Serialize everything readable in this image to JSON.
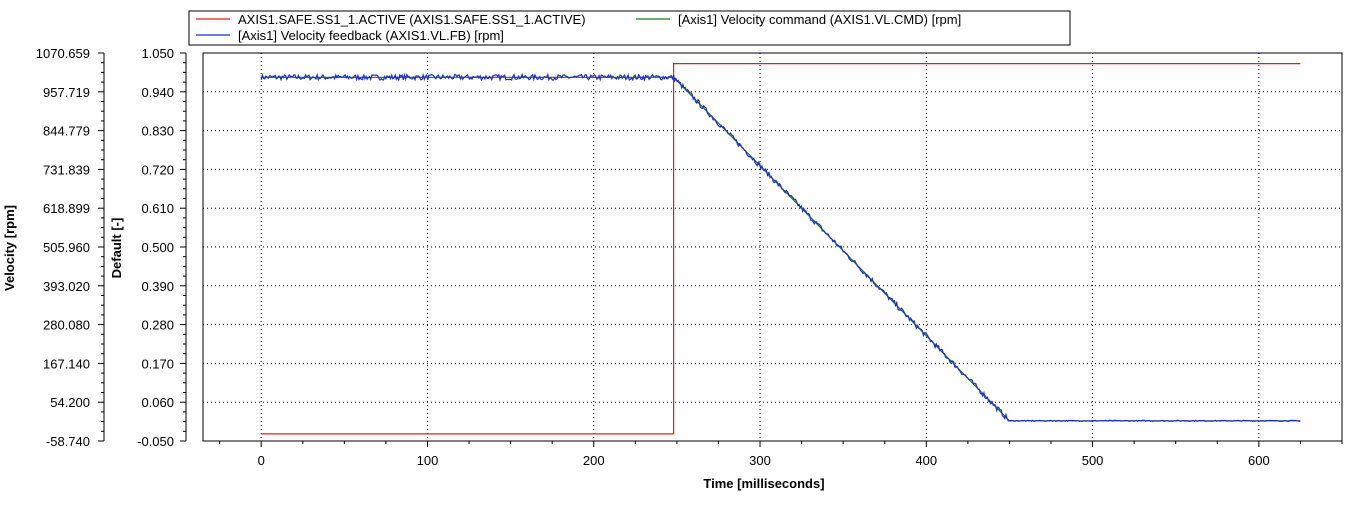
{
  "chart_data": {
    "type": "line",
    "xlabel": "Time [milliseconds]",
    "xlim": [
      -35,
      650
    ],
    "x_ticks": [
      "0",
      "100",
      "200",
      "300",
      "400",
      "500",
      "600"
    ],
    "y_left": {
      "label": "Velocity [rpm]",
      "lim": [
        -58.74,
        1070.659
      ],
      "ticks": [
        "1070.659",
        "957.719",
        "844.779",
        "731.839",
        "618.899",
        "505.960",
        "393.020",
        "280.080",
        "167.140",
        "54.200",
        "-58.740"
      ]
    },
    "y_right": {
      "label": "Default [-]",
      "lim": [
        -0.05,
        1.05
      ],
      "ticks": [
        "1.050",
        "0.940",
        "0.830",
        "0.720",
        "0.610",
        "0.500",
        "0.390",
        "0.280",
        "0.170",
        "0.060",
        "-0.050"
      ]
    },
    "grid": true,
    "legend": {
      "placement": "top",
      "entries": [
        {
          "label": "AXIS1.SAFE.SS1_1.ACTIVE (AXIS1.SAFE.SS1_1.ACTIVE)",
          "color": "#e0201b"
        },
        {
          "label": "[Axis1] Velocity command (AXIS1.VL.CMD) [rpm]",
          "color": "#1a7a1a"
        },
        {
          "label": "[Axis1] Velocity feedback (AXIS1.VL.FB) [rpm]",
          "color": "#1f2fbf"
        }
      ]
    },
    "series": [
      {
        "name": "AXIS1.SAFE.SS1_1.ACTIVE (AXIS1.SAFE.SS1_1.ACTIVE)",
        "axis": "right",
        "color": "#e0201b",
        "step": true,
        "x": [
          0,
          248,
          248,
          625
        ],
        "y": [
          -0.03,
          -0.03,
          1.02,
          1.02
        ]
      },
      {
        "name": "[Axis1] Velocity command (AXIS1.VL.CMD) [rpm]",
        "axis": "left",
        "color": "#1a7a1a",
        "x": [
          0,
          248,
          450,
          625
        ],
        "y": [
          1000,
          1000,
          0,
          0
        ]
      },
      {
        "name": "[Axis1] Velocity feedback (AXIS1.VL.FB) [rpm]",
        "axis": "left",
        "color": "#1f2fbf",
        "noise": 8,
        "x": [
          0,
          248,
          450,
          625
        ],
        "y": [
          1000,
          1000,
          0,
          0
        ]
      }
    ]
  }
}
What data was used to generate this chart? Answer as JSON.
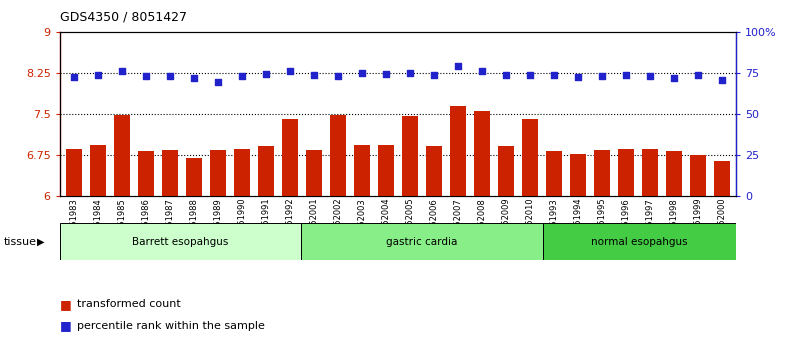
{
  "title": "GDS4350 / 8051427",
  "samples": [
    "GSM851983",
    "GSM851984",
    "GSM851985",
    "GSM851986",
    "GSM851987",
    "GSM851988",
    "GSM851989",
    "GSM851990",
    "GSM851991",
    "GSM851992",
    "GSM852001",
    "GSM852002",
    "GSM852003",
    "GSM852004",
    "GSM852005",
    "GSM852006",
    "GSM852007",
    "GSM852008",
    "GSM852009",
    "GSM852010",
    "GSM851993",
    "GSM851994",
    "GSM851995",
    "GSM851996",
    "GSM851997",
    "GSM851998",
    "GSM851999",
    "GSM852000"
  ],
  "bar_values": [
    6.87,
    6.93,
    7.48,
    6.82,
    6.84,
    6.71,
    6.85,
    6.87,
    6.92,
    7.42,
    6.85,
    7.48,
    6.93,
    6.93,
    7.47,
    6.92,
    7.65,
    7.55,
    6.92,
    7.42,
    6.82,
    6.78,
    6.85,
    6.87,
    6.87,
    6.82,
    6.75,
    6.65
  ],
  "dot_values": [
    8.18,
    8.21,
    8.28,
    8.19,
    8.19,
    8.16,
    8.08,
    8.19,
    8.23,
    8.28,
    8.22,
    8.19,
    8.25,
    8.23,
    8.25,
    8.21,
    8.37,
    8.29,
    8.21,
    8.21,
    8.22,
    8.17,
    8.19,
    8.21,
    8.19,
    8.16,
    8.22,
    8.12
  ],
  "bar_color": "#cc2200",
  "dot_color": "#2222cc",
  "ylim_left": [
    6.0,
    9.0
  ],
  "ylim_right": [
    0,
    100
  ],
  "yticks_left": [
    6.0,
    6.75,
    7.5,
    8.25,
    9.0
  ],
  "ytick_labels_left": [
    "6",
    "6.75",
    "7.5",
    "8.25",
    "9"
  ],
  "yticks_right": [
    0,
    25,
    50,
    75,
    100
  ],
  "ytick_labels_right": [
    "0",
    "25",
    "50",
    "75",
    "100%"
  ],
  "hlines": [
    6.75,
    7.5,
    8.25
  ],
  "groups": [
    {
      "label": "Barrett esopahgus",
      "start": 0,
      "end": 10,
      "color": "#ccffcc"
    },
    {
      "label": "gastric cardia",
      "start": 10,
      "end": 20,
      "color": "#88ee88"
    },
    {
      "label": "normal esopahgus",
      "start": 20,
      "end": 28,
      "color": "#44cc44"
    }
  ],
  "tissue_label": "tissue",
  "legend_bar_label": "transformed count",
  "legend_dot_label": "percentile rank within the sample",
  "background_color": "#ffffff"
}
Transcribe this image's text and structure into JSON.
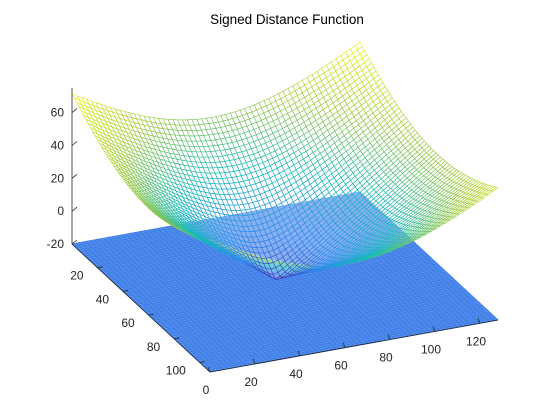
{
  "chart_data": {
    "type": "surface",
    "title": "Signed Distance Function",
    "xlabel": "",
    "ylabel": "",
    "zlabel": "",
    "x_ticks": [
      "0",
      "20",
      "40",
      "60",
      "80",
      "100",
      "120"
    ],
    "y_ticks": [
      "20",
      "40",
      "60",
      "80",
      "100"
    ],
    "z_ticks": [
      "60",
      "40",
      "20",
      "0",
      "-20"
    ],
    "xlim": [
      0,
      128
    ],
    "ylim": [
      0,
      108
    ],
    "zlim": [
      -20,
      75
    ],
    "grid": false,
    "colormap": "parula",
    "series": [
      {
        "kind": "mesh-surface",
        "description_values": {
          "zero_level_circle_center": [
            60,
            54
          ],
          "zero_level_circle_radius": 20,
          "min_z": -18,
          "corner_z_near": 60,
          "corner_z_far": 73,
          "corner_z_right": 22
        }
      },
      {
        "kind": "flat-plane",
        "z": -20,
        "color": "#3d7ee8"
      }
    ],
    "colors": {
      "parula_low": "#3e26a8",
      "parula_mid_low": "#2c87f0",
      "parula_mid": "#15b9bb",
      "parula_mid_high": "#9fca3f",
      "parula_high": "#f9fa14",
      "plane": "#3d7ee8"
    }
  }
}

####################

• _What is needed_
How many of the listing's lines contain "Velocity"? Respond with a single number and nothing else.

• _Answer to the problem_
5